**Exercise details**.
Retype the rows from the line containing "bookmark-maps[interactable]: Maps bbox=[214, 94, 278, 118]" through the line containing "bookmark-label: YouTube bbox=[136, 98, 192, 114]", keeping each one identical to the original.

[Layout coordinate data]
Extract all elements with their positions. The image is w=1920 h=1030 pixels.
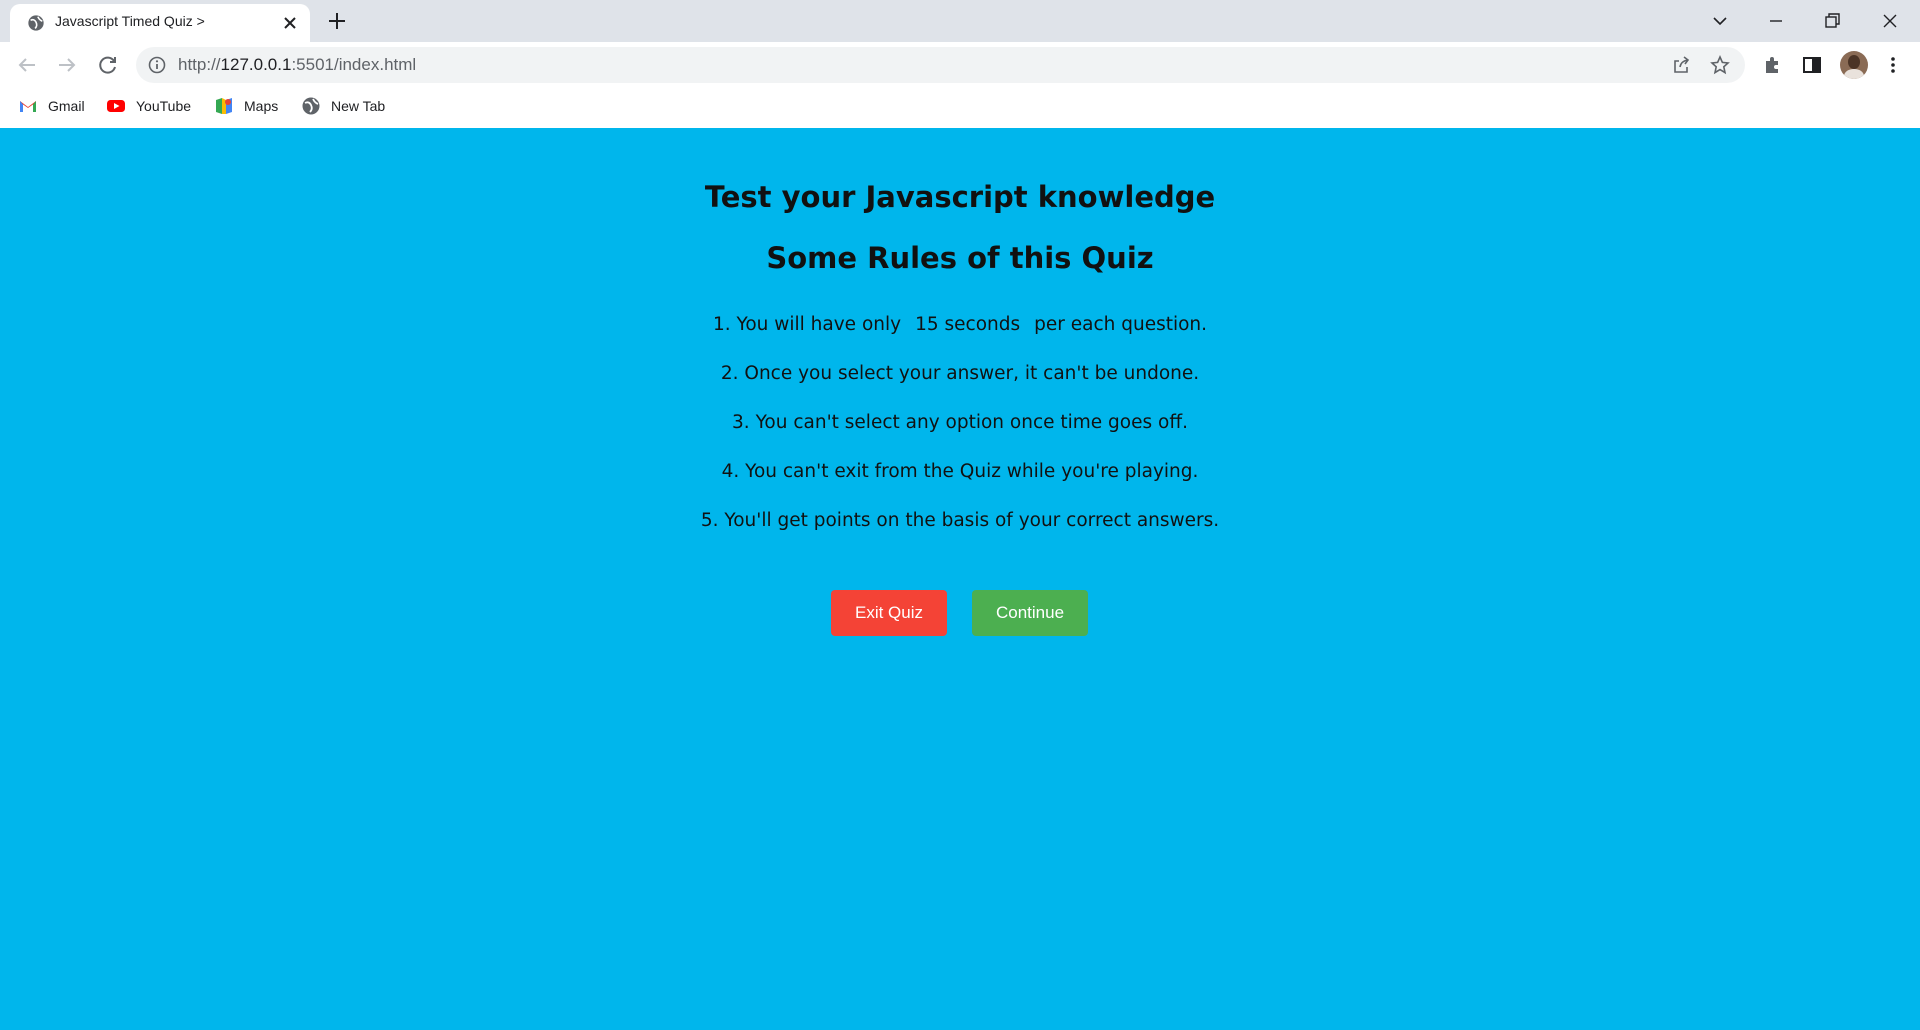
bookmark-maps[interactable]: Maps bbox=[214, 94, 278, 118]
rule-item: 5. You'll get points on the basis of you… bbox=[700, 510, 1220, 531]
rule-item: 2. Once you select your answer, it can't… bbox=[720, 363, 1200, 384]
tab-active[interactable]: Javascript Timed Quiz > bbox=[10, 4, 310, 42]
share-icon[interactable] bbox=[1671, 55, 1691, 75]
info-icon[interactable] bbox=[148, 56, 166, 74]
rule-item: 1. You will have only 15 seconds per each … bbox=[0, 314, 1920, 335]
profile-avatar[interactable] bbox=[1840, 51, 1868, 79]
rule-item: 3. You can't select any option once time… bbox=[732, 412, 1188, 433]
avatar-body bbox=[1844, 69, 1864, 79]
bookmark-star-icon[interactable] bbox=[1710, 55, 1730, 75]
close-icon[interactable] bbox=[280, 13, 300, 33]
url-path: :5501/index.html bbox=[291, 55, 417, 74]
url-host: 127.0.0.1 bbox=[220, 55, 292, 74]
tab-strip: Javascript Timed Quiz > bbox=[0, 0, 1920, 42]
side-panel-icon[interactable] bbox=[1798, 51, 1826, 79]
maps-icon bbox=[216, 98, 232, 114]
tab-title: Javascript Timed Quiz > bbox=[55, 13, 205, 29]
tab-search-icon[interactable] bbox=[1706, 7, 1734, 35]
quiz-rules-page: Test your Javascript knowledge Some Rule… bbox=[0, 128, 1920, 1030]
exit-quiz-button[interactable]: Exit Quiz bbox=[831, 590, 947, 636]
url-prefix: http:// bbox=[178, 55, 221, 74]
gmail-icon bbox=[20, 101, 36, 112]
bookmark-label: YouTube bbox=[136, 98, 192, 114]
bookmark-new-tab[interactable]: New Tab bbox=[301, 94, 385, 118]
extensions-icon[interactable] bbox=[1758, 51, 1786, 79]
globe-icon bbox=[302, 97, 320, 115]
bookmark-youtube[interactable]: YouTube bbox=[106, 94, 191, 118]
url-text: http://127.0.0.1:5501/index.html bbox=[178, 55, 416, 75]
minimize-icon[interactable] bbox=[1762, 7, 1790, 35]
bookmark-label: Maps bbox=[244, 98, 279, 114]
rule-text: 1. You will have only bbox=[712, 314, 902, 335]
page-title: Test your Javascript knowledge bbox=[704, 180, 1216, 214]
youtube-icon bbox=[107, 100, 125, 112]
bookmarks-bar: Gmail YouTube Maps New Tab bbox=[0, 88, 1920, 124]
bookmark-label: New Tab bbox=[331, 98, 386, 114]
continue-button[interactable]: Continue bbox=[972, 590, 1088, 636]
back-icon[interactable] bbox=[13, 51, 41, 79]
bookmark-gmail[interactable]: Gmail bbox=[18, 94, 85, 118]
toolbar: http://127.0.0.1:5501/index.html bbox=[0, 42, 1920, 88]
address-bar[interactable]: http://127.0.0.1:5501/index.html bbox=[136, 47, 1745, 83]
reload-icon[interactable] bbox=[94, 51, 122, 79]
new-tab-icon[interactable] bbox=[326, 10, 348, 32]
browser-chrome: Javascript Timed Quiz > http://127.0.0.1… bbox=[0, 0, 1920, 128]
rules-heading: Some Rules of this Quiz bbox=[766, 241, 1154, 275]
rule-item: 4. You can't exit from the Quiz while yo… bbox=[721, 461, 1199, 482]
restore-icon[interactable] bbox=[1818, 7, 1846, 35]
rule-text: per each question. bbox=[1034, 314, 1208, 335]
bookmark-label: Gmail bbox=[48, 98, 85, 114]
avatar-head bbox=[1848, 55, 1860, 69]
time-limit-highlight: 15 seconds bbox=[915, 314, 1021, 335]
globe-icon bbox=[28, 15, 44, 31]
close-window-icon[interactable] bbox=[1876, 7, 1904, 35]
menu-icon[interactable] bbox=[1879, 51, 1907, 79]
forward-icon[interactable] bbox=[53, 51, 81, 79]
* * *
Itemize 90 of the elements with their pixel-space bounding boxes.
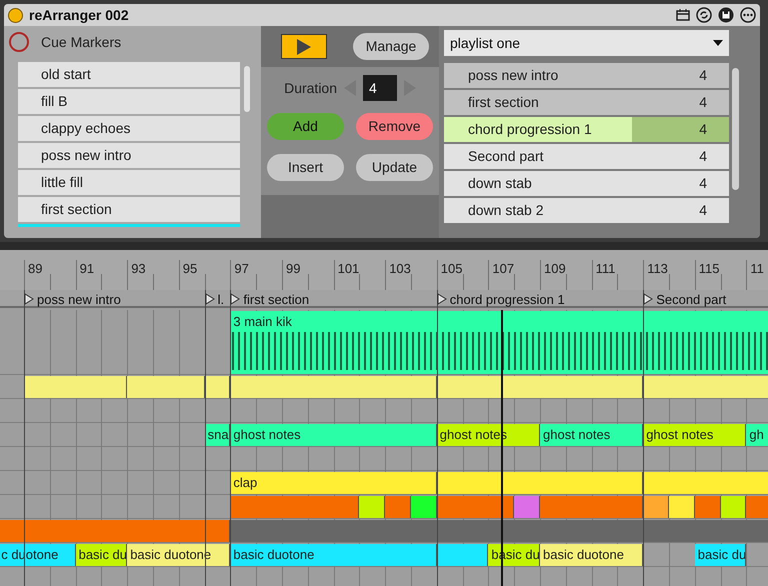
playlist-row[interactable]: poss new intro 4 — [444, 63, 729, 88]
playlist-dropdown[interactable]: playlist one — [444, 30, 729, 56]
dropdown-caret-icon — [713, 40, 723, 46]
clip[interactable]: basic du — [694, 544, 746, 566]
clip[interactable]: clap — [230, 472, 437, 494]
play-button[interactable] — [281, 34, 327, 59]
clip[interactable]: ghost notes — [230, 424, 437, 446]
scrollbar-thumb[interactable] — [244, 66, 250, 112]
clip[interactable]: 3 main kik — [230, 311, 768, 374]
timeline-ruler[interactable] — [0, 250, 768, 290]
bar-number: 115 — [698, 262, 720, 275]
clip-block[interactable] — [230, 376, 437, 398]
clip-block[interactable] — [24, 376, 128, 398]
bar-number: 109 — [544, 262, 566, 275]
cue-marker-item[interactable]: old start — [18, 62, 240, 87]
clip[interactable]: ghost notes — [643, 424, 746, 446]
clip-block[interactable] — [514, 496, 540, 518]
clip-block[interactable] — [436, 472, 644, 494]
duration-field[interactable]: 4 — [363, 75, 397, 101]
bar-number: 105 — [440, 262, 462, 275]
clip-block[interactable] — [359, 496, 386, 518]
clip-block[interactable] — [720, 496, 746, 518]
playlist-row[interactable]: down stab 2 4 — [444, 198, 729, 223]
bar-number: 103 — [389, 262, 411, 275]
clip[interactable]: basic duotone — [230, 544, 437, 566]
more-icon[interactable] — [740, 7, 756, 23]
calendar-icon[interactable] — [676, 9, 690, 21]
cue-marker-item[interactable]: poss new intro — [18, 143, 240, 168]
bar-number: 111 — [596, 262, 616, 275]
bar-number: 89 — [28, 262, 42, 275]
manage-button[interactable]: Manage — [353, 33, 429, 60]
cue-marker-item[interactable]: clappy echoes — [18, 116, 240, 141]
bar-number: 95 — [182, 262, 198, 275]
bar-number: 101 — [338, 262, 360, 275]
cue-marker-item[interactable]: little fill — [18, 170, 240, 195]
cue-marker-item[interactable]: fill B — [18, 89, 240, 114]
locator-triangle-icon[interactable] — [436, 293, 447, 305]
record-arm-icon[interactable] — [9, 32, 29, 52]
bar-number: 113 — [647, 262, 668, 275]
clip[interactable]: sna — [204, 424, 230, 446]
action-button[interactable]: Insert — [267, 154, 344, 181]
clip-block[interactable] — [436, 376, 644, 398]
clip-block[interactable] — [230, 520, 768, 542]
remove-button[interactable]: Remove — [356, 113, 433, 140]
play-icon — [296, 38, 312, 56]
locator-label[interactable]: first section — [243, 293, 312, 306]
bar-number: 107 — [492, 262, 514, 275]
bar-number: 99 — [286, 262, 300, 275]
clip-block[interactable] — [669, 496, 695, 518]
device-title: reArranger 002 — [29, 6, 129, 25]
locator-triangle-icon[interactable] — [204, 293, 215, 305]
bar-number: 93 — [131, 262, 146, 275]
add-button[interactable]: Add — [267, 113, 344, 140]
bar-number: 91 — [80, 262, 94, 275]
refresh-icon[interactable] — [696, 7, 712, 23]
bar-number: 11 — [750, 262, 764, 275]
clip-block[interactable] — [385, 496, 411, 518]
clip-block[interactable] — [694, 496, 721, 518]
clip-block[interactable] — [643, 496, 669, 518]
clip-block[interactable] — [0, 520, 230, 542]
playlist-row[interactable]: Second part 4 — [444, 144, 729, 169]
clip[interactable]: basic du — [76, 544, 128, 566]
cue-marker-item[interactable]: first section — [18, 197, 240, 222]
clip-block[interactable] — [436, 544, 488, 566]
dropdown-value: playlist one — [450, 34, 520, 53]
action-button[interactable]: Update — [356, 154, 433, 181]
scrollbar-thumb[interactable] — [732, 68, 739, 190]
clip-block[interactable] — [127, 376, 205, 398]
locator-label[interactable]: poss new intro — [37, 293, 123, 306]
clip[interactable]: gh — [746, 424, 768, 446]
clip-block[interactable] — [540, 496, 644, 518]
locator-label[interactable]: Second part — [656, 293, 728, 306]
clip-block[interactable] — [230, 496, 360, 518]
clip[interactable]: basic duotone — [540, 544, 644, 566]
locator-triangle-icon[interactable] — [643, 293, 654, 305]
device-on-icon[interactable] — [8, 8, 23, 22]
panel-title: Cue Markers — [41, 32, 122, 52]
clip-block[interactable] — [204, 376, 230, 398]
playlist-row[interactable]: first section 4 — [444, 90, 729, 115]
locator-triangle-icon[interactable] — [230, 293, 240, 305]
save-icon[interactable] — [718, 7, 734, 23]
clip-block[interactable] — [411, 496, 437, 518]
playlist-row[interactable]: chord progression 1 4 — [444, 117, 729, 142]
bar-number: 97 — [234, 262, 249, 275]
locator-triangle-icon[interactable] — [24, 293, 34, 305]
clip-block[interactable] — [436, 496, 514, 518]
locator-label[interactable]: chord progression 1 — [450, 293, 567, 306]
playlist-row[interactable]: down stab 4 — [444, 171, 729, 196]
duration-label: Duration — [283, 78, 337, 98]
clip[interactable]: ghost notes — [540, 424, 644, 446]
* * *
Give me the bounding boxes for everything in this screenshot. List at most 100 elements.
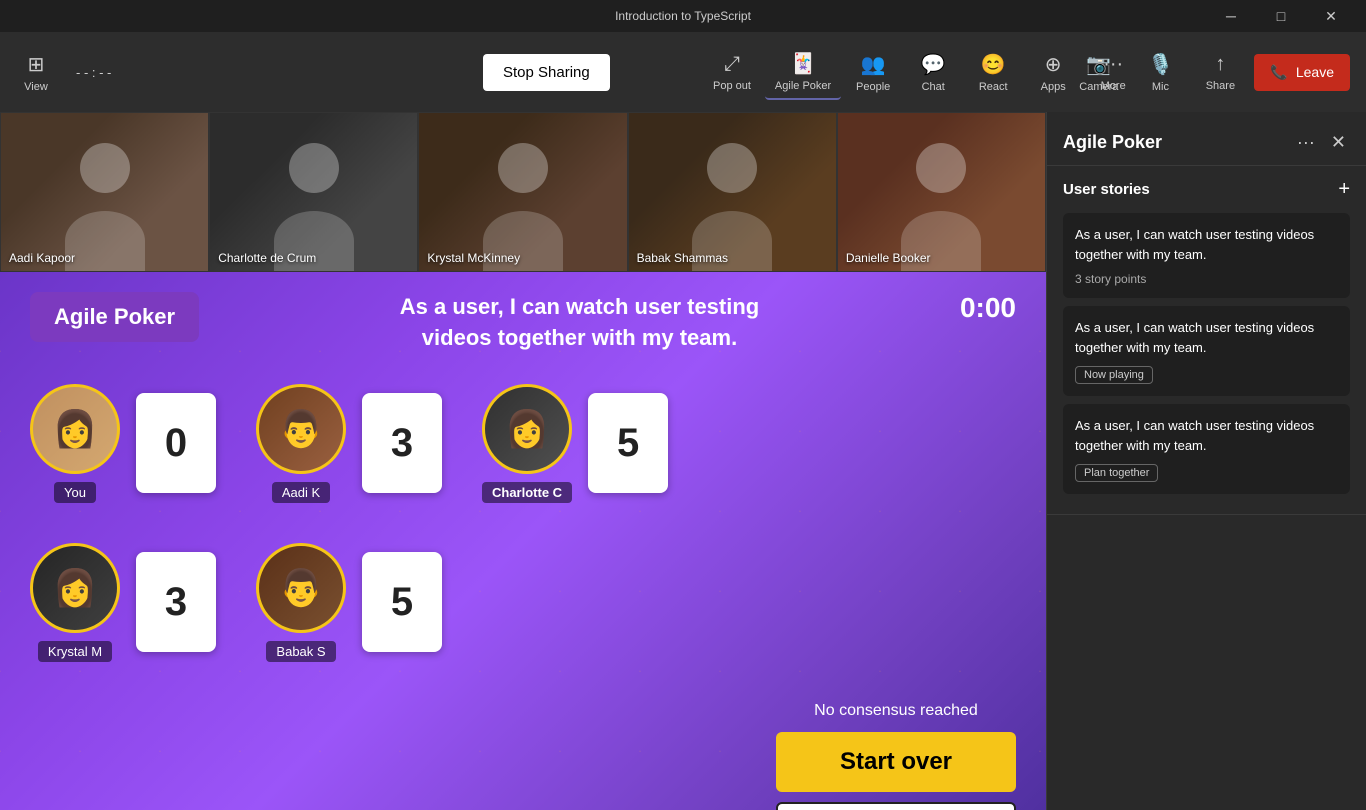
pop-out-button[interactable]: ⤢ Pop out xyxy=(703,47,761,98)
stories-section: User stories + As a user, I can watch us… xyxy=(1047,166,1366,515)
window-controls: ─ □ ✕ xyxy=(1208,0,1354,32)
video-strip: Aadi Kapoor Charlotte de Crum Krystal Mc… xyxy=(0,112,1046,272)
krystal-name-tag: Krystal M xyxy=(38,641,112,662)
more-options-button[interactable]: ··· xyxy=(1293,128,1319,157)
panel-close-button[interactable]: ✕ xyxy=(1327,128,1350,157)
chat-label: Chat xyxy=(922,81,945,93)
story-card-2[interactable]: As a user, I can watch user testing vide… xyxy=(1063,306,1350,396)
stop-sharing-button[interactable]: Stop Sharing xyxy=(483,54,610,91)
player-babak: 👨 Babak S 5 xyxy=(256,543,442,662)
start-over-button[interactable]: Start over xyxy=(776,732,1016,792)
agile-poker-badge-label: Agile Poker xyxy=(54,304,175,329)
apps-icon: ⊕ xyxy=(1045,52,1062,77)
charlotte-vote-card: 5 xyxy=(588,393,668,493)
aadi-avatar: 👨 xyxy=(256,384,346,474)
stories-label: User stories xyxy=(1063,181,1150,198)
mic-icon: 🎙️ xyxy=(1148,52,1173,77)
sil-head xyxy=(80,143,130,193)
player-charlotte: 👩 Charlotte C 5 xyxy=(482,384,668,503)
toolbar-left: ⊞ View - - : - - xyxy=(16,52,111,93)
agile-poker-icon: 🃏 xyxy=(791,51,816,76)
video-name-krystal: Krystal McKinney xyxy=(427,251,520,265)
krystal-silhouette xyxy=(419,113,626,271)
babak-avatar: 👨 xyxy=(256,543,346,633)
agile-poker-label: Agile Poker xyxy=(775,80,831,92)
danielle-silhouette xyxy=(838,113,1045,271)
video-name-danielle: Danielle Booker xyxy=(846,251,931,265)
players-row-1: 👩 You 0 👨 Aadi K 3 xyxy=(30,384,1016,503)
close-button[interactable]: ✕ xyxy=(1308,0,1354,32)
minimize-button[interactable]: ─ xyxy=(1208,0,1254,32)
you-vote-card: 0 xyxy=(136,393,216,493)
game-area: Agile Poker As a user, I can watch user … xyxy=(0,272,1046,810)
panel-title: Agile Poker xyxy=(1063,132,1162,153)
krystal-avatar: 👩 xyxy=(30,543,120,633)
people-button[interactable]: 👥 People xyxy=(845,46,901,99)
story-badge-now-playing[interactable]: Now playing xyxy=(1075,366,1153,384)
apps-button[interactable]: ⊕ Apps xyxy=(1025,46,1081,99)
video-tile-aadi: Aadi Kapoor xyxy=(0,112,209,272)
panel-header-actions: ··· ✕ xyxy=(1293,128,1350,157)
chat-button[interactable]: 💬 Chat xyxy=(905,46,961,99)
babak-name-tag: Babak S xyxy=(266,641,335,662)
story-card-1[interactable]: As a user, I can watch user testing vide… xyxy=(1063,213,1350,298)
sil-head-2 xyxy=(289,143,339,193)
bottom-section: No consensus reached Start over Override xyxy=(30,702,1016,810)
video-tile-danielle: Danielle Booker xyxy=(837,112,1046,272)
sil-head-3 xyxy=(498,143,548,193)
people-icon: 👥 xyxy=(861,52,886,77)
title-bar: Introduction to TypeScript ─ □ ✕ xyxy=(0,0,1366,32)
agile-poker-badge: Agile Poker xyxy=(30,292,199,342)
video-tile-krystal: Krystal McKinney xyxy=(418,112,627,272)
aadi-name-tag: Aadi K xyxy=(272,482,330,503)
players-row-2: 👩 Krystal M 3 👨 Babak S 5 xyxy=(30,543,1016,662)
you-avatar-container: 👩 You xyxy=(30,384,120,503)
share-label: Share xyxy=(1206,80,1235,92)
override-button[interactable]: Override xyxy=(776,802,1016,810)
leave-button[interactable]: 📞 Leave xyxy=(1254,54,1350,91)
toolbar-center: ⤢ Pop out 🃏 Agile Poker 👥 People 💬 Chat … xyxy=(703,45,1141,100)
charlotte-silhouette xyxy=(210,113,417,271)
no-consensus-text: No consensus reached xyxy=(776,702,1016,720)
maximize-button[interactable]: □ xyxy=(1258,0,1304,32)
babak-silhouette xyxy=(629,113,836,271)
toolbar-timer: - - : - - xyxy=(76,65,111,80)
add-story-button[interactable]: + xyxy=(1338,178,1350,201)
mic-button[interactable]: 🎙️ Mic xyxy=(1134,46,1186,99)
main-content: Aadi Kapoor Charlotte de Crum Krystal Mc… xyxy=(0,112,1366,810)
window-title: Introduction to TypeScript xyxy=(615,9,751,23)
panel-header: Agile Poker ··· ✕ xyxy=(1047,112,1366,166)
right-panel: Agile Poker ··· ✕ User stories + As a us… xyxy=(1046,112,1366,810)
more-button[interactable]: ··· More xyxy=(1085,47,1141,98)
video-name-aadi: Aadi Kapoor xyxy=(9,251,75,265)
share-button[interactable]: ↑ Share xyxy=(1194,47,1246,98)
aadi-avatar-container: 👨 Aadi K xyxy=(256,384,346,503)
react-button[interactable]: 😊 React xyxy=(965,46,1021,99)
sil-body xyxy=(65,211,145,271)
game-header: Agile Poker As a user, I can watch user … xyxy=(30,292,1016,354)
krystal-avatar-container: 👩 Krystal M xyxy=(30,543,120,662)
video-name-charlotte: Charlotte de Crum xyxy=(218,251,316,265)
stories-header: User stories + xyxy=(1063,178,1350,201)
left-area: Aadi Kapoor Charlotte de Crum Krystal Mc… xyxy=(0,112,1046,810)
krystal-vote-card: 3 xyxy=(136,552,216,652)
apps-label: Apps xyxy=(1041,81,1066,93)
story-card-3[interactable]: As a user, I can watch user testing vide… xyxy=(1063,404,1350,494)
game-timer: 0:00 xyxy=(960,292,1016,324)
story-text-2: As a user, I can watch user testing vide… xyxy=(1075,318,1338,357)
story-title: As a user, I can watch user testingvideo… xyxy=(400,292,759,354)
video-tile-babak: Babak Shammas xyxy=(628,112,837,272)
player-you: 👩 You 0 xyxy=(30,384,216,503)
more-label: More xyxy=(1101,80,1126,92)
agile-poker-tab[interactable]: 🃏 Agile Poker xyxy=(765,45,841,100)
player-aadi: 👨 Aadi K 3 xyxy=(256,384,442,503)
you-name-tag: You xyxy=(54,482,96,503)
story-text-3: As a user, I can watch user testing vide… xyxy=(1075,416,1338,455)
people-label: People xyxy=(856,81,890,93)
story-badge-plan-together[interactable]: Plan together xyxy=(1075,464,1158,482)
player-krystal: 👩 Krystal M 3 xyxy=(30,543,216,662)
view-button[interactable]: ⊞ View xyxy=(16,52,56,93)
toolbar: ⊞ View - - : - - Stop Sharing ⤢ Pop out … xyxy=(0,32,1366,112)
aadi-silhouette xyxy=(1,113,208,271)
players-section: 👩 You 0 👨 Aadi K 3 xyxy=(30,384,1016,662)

**Complete answer**.
bookmark-maps[interactable]: Maps bbox=[214, 94, 278, 118]
rule-item: 5. You'll get points on the basis of you… bbox=[700, 510, 1220, 531]
rule-item: 2. Once you select your answer, it can't… bbox=[720, 363, 1200, 384]
tab-active[interactable]: Javascript Timed Quiz > bbox=[10, 4, 310, 42]
share-icon[interactable] bbox=[1671, 55, 1691, 75]
info-icon[interactable] bbox=[148, 56, 166, 74]
rule-item: 1. You will have only 15 seconds per each … bbox=[0, 314, 1920, 335]
profile-avatar[interactable] bbox=[1840, 51, 1868, 79]
rule-item: 3. You can't select any option once time… bbox=[732, 412, 1188, 433]
avatar-body bbox=[1844, 69, 1864, 79]
bookmark-star-icon[interactable] bbox=[1710, 55, 1730, 75]
close-icon[interactable] bbox=[280, 13, 300, 33]
url-path: :5501/index.html bbox=[291, 55, 417, 74]
url-host: 127.0.0.1 bbox=[220, 55, 292, 74]
tab-strip: Javascript Timed Quiz > bbox=[0, 0, 1920, 42]
side-panel-icon[interactable] bbox=[1798, 51, 1826, 79]
maps-icon bbox=[216, 98, 232, 114]
tab-title: Javascript Timed Quiz > bbox=[55, 13, 205, 29]
tab-search-icon[interactable] bbox=[1706, 7, 1734, 35]
quiz-rules-page: Test your Javascript knowledge Some Rule… bbox=[0, 128, 1920, 1030]
exit-quiz-button[interactable]: Exit Quiz bbox=[831, 590, 947, 636]
url-prefix: http:// bbox=[178, 55, 221, 74]
gmail-icon bbox=[20, 101, 36, 112]
bookmark-label: YouTube bbox=[136, 98, 192, 114]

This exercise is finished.